## INSTRUCTION:
What follows is a block of records; reproduce all of it verbatim.

**** INPUT DATA

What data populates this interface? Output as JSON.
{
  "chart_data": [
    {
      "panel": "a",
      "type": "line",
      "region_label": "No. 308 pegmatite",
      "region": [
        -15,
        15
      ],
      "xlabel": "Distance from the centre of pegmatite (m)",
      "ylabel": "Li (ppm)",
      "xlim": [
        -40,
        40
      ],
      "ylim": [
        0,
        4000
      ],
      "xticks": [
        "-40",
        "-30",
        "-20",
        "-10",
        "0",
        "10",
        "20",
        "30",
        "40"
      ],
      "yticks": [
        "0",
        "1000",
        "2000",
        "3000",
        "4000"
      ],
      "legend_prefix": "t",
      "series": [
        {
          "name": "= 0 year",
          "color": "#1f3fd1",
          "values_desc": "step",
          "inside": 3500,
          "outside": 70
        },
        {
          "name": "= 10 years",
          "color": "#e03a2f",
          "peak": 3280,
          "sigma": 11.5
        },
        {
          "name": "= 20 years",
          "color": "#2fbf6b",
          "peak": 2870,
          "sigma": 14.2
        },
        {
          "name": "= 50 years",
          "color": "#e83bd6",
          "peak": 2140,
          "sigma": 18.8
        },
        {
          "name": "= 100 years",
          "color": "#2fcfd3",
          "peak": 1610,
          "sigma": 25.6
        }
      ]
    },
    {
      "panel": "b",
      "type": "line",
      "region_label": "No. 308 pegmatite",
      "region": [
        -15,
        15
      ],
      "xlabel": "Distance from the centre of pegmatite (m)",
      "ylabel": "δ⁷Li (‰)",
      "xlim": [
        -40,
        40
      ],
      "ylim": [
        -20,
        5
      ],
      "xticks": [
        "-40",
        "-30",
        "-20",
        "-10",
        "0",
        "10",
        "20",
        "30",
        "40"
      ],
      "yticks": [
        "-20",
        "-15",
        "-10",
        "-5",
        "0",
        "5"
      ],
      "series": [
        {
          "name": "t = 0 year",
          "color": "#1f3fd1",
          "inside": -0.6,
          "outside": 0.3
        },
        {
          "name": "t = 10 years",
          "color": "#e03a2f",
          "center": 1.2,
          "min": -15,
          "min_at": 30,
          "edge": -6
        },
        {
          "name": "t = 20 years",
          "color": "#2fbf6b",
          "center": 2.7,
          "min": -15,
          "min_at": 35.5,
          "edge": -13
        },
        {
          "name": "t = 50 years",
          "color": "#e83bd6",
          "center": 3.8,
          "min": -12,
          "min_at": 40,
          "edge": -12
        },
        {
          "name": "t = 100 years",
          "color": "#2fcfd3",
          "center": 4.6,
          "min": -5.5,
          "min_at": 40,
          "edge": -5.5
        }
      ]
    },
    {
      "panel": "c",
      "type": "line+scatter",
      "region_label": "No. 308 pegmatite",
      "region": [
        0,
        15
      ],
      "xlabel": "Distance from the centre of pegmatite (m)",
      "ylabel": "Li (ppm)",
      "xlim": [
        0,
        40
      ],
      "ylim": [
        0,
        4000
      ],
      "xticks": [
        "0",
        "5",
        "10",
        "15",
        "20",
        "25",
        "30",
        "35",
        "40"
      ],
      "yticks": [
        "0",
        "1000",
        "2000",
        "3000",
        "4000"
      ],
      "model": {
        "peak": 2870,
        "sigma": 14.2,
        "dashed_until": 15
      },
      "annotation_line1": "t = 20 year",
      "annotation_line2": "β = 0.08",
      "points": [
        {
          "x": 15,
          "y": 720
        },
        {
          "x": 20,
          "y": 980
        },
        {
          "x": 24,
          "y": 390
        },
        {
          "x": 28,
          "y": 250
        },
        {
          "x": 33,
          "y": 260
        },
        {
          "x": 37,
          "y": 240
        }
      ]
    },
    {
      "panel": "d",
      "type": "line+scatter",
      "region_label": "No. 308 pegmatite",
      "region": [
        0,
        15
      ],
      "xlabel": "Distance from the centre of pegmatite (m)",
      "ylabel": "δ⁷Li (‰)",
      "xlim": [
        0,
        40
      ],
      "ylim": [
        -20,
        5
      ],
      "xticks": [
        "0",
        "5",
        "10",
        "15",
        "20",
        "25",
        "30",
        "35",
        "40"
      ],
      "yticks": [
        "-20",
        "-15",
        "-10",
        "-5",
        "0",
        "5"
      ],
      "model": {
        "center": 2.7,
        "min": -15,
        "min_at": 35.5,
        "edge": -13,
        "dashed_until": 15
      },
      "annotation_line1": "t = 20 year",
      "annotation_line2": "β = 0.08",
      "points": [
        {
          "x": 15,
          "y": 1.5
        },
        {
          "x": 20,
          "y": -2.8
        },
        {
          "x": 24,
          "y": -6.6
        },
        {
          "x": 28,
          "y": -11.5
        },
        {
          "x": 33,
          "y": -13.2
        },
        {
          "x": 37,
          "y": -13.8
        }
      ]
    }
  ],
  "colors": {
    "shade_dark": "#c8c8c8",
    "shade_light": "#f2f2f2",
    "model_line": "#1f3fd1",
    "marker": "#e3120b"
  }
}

********

## PROBLEM SOLUTION:
What data populates this interface? Output as JSON.
{
  "chart_data": [
    {
      "panel": "a",
      "type": "line",
      "region_label": "No. 308 pegmatite",
      "region": [
        -15,
        15
      ],
      "xlabel": "Distance from the centre of pegmatite (m)",
      "ylabel": "Li (ppm)",
      "xlim": [
        -40,
        40
      ],
      "ylim": [
        0,
        4000
      ],
      "xticks": [
        "-40",
        "-30",
        "-20",
        "-10",
        "0",
        "10",
        "20",
        "30",
        "40"
      ],
      "yticks": [
        "0",
        "1000",
        "2000",
        "3000",
        "4000"
      ],
      "legend_prefix": "t",
      "series": [
        {
          "name": "= 0 year",
          "color": "#1f3fd1",
          "values_desc": "step",
          "inside": 3500,
          "outside": 70
        },
        {
          "name": "= 10 years",
          "color": "#e03a2f",
          "peak": 3280,
          "sigma": 11.5
        },
        {
          "name": "= 20 years",
          "color": "#2fbf6b",
          "peak": 2870,
          "sigma": 14.2
        },
        {
          "name": "= 50 years",
          "color": "#e83bd6",
          "peak": 2140,
          "sigma": 18.8
        },
        {
          "name": "= 100 years",
          "color": "#2fcfd3",
          "peak": 1610,
          "sigma": 25.6
        }
      ]
    },
    {
      "panel": "b",
      "type": "line",
      "region_label": "No. 308 pegmatite",
      "region": [
        -15,
        15
      ],
      "xlabel": "Distance from the centre of pegmatite (m)",
      "ylabel": "δ⁷Li (‰)",
      "xlim": [
        -40,
        40
      ],
      "ylim": [
        -20,
        5
      ],
      "xticks": [
        "-40",
        "-30",
        "-20",
        "-10",
        "0",
        "10",
        "20",
        "30",
        "40"
      ],
      "yticks": [
        "-20",
        "-15",
        "-10",
        "-5",
        "0",
        "5"
      ],
      "series": [
        {
          "name": "t = 0 year",
          "color": "#1f3fd1",
          "inside": -0.6,
          "outside": 0.3
        },
        {
          "name": "t = 10 years",
          "color": "#e03a2f",
          "center": 1.2,
          "min": -15,
          "min_at": 30,
          "edge": -6
        },
        {
          "name": "t = 20 years",
          "color": "#2fbf6b",
          "center": 2.7,
          "min": -15,
          "min_at": 35.5,
          "edge": -13
        },
        {
          "name": "t = 50 years",
          "color": "#e83bd6",
          "center": 3.8,
          "min": -12,
          "min_at": 40,
          "edge": -12
        },
        {
          "name": "t = 100 years",
          "color": "#2fcfd3",
          "center": 4.6,
          "min": -5.5,
          "min_at": 40,
          "edge": -5.5
        }
      ]
    },
    {
      "panel": "c",
      "type": "line+scatter",
      "region_label": "No. 308 pegmatite",
      "region": [
        0,
        15
      ],
      "xlabel": "Distance from the centre of pegmatite (m)",
      "ylabel": "Li (ppm)",
      "xlim": [
        0,
        40
      ],
      "ylim": [
        0,
        4000
      ],
      "xticks": [
        "0",
        "5",
        "10",
        "15",
        "20",
        "25",
        "30",
        "35",
        "40"
      ],
      "yticks": [
        "0",
        "1000",
        "2000",
        "3000",
        "4000"
      ],
      "model": {
        "peak": 2870,
        "sigma": 14.2,
        "dashed_until": 15
      },
      "annotation_line1": "t = 20 year",
      "annotation_line2": "β = 0.08",
      "points": [
        {
          "x": 15,
          "y": 720
        },
        {
          "x": 20,
          "y": 980
        },
        {
          "x": 24,
          "y": 390
        },
        {
          "x": 28,
          "y": 250
        },
        {
          "x": 33,
          "y": 260
        },
        {
          "x": 37,
          "y": 240
        }
      ]
    },
    {
      "panel": "d",
      "type": "line+scatter",
      "region_label": "No. 308 pegmatite",
      "region": [
        0,
        15
      ],
      "xlabel": "Distance from the centre of pegmatite (m)",
      "ylabel": "δ⁷Li (‰)",
      "xlim": [
        0,
        40
      ],
      "ylim": [
        -20,
        5
      ],
      "xticks": [
        "0",
        "5",
        "10",
        "15",
        "20",
        "25",
        "30",
        "35",
        "40"
      ],
      "yticks": [
        "-20",
        "-15",
        "-10",
        "-5",
        "0",
        "5"
      ],
      "model": {
        "center": 2.7,
        "min": -15,
        "min_at": 35.5,
        "edge": -13,
        "dashed_until": 15
      },
      "annotation_line1": "t = 20 year",
      "annotation_line2": "β = 0.08",
      "points": [
        {
          "x": 15,
          "y": 1.5
        },
        {
          "x": 20,
          "y": -2.8
        },
        {
          "x": 24,
          "y": -6.6
        },
        {
          "x": 28,
          "y": -11.5
        },
        {
          "x": 33,
          "y": -13.2
        },
        {
          "x": 37,
          "y": -13.8
        }
      ]
    }
  ],
  "colors": {
    "shade_dark": "#c8c8c8",
    "shade_light": "#f2f2f2",
    "model_line": "#1f3fd1",
    "marker": "#e3120b"
  }
}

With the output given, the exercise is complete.